__What to do__: Filter the entries below, keeping only lines with the word "Highlight".

***

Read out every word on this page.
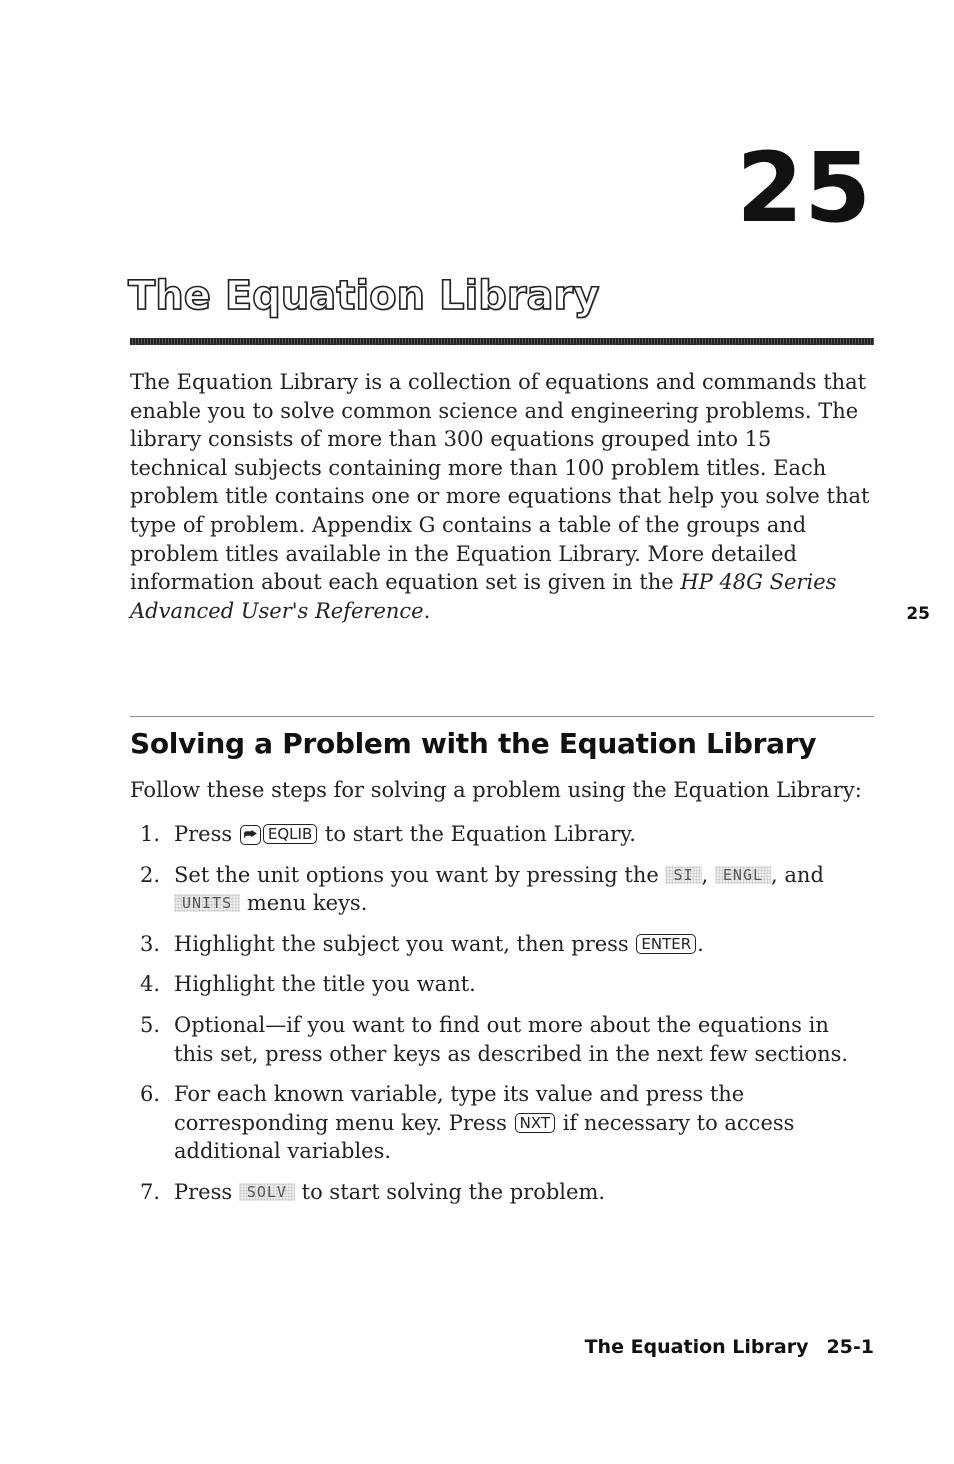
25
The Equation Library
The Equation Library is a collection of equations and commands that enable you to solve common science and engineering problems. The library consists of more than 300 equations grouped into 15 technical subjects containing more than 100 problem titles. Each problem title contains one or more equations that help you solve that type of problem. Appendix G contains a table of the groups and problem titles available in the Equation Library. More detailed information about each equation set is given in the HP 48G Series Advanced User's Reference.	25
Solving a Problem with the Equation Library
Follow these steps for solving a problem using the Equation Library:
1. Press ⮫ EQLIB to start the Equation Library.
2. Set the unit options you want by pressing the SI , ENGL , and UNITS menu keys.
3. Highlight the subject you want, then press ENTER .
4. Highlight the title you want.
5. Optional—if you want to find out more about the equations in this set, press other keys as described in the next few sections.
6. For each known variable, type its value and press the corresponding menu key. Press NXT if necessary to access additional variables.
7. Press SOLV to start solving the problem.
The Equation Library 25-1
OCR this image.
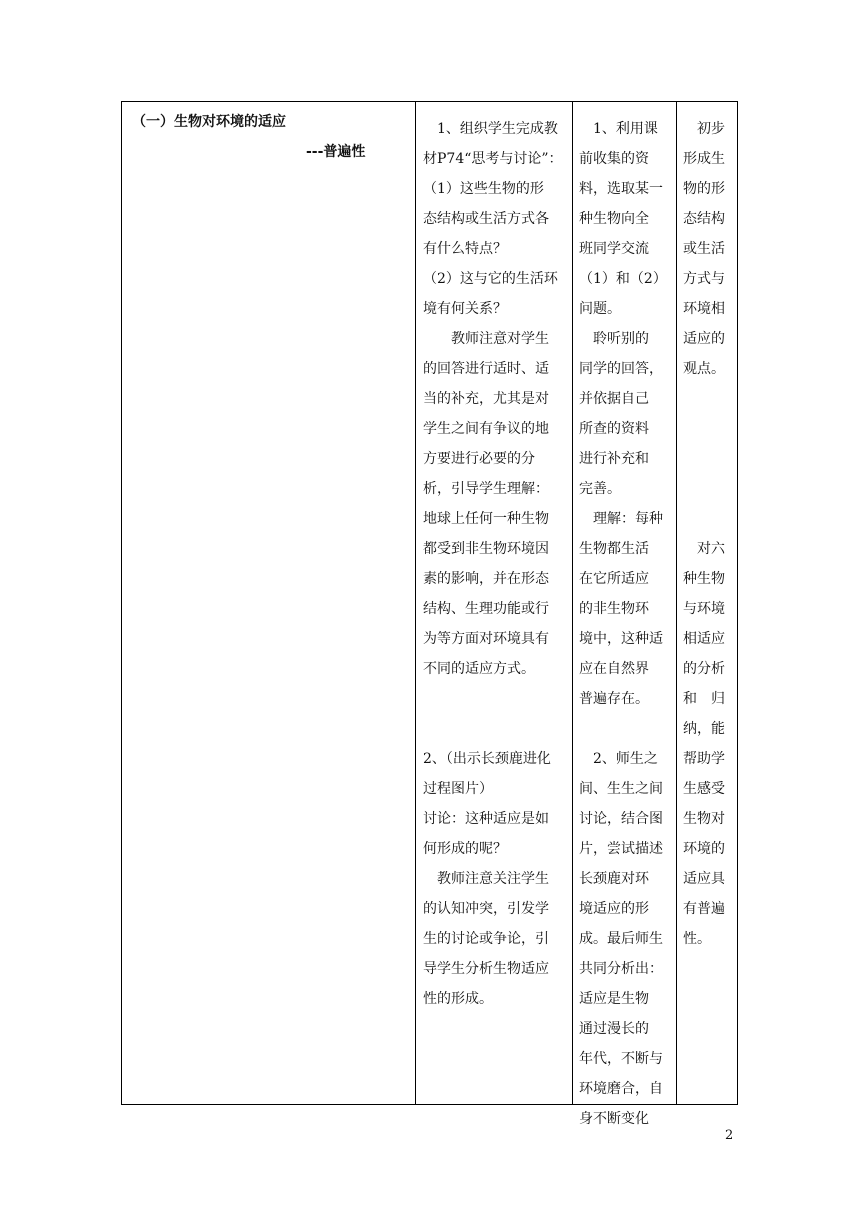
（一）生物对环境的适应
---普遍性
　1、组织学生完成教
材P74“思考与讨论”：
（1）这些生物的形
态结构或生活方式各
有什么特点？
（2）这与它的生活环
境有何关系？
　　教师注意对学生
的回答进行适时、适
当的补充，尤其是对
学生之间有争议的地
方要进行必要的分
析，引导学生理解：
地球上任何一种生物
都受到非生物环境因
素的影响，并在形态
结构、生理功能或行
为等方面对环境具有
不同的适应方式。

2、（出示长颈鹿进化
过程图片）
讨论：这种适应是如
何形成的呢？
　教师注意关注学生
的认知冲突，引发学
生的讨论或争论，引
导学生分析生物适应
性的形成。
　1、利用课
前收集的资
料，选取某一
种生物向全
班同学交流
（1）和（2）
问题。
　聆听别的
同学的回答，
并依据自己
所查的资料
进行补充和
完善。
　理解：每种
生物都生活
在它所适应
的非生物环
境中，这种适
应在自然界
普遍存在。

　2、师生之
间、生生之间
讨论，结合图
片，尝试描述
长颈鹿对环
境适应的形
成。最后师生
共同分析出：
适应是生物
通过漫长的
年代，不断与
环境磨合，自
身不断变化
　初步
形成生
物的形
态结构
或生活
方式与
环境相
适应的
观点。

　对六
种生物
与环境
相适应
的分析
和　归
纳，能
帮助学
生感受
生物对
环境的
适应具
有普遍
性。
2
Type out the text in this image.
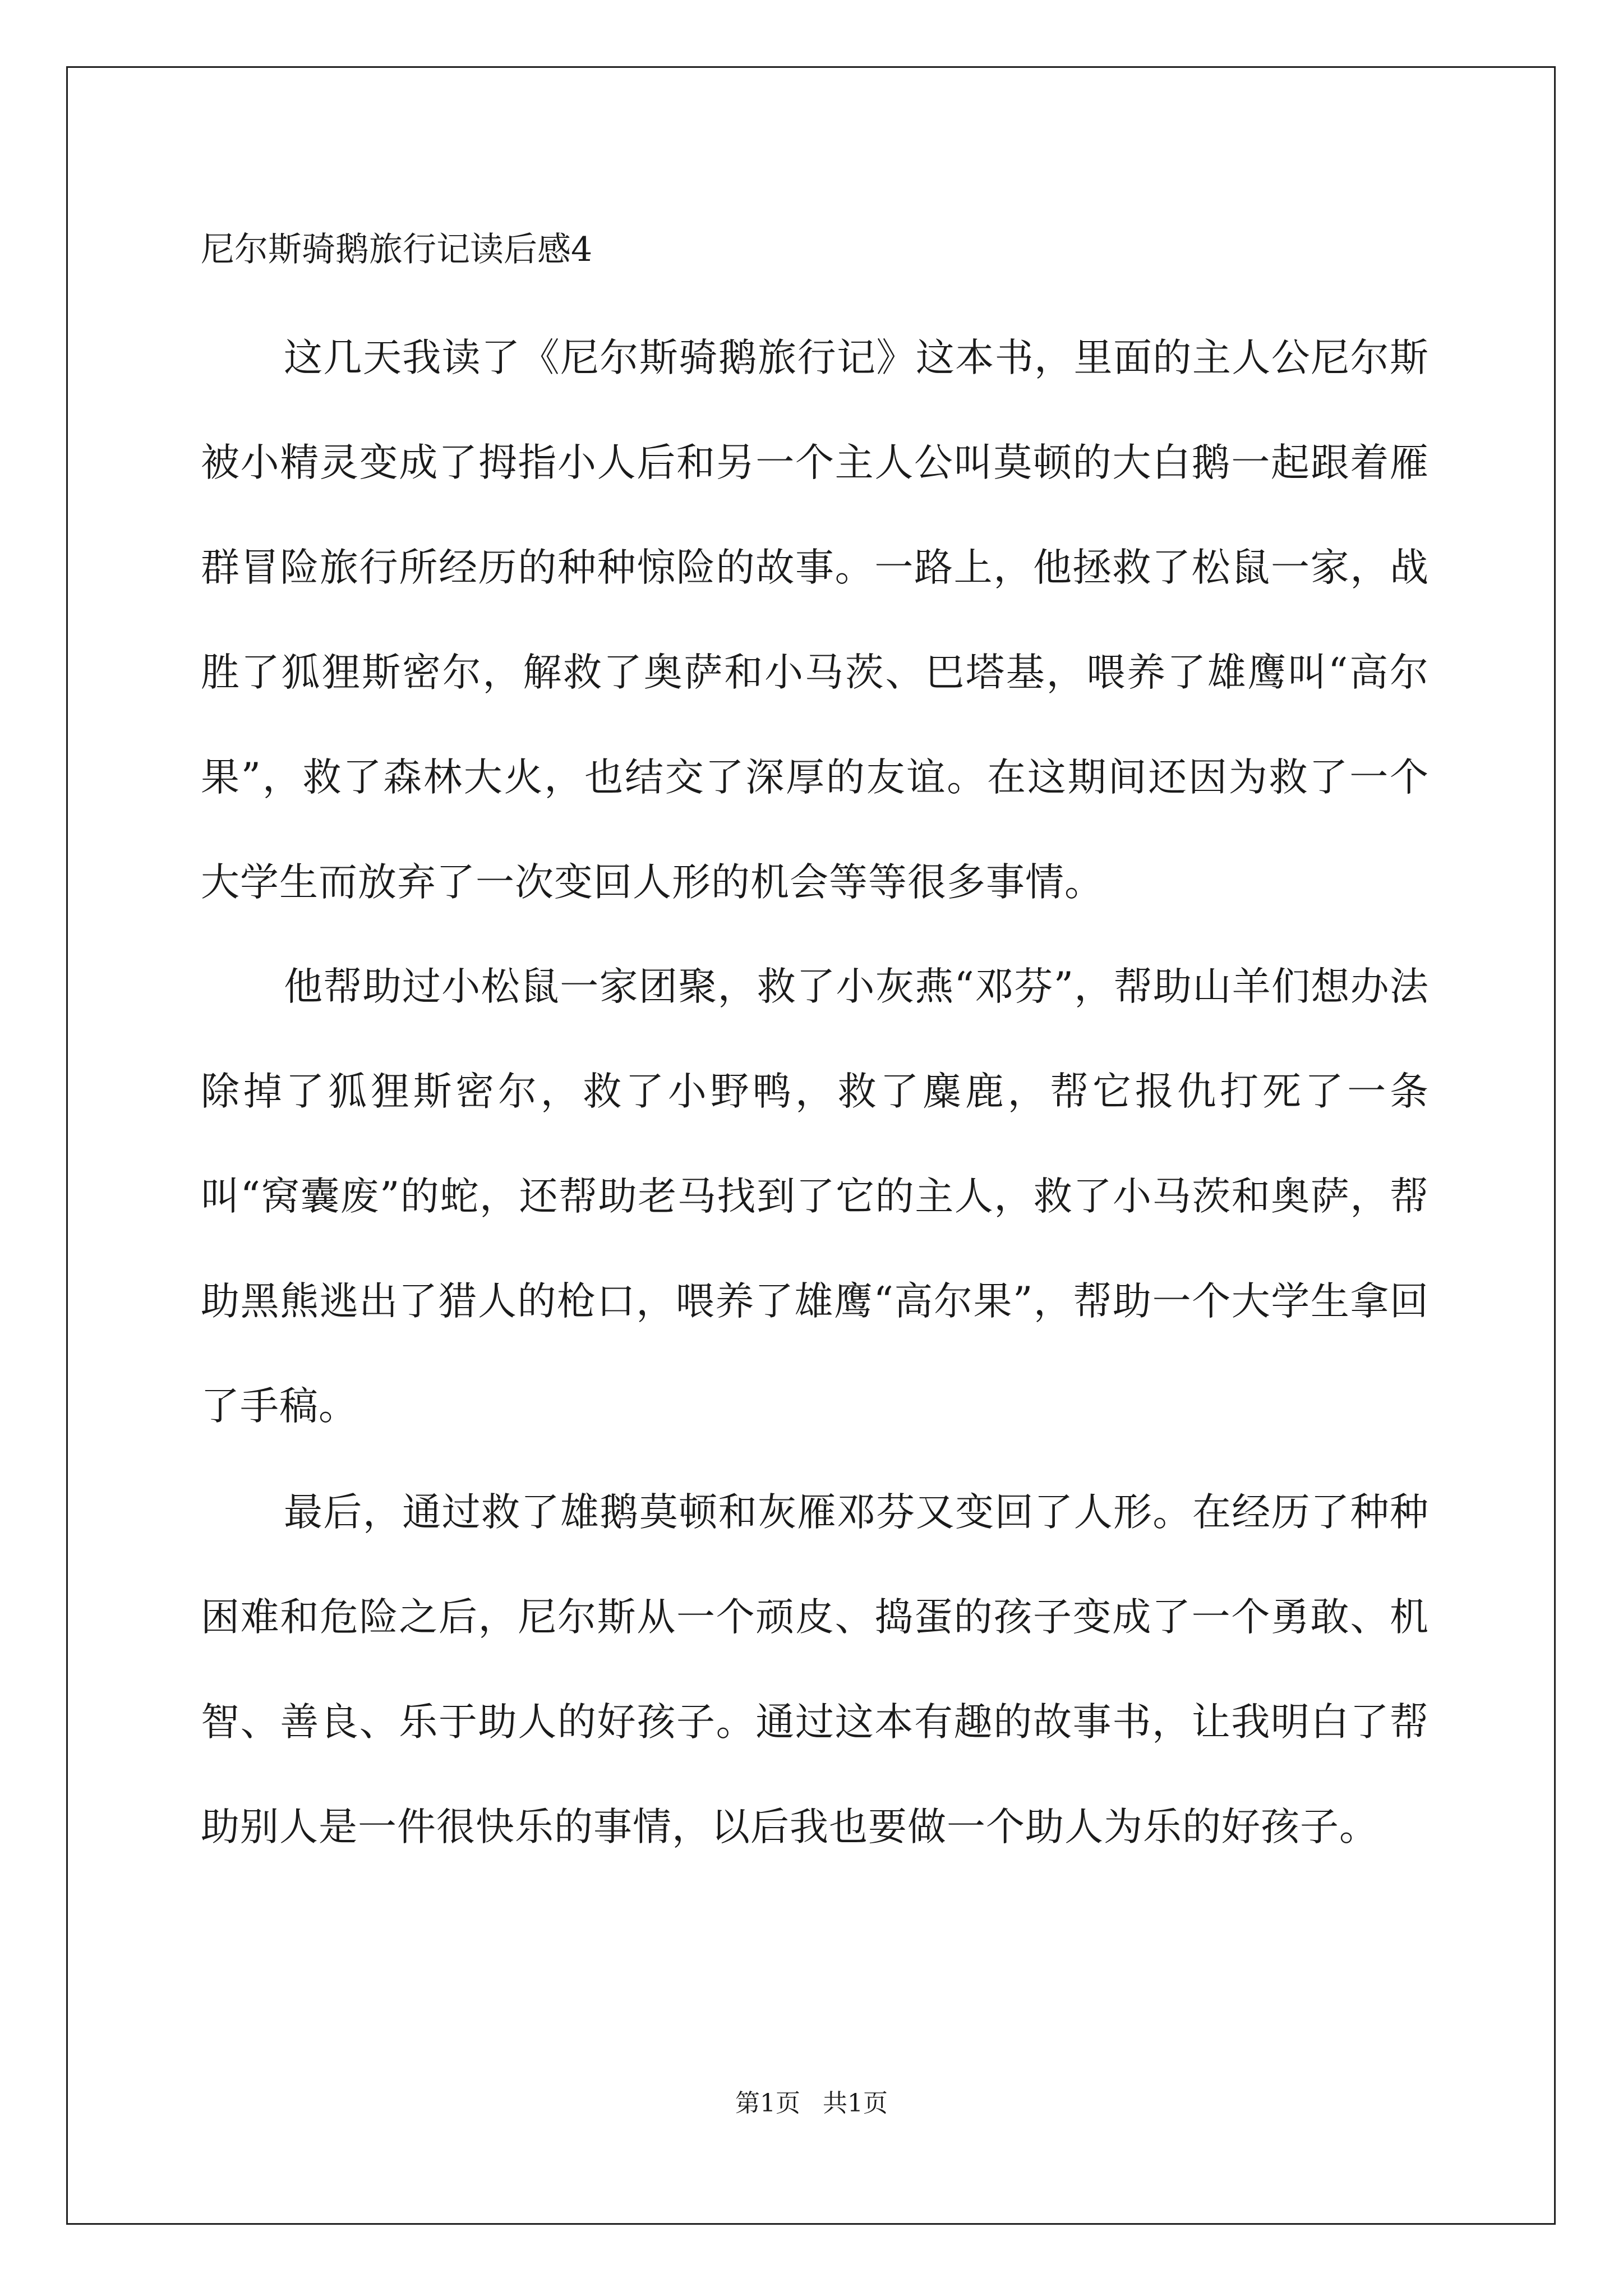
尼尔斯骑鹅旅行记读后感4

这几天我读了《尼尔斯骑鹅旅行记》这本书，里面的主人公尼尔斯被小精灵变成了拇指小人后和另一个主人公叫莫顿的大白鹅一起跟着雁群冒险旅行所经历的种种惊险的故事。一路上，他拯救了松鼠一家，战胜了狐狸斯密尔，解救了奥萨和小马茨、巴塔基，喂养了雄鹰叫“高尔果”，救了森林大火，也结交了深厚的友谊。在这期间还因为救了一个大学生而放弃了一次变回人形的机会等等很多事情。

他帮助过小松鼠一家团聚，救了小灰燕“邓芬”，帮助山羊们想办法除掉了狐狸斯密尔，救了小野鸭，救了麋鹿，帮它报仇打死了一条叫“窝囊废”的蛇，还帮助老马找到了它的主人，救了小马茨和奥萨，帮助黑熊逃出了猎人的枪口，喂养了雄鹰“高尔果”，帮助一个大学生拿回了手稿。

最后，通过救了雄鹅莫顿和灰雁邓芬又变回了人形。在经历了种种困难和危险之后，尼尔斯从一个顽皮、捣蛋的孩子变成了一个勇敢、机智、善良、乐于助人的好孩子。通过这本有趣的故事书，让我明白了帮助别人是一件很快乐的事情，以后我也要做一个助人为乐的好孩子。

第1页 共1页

***

__Written answer__:
3. Highlight the subject you want, then press ENTER .
4. Highlight the title you want.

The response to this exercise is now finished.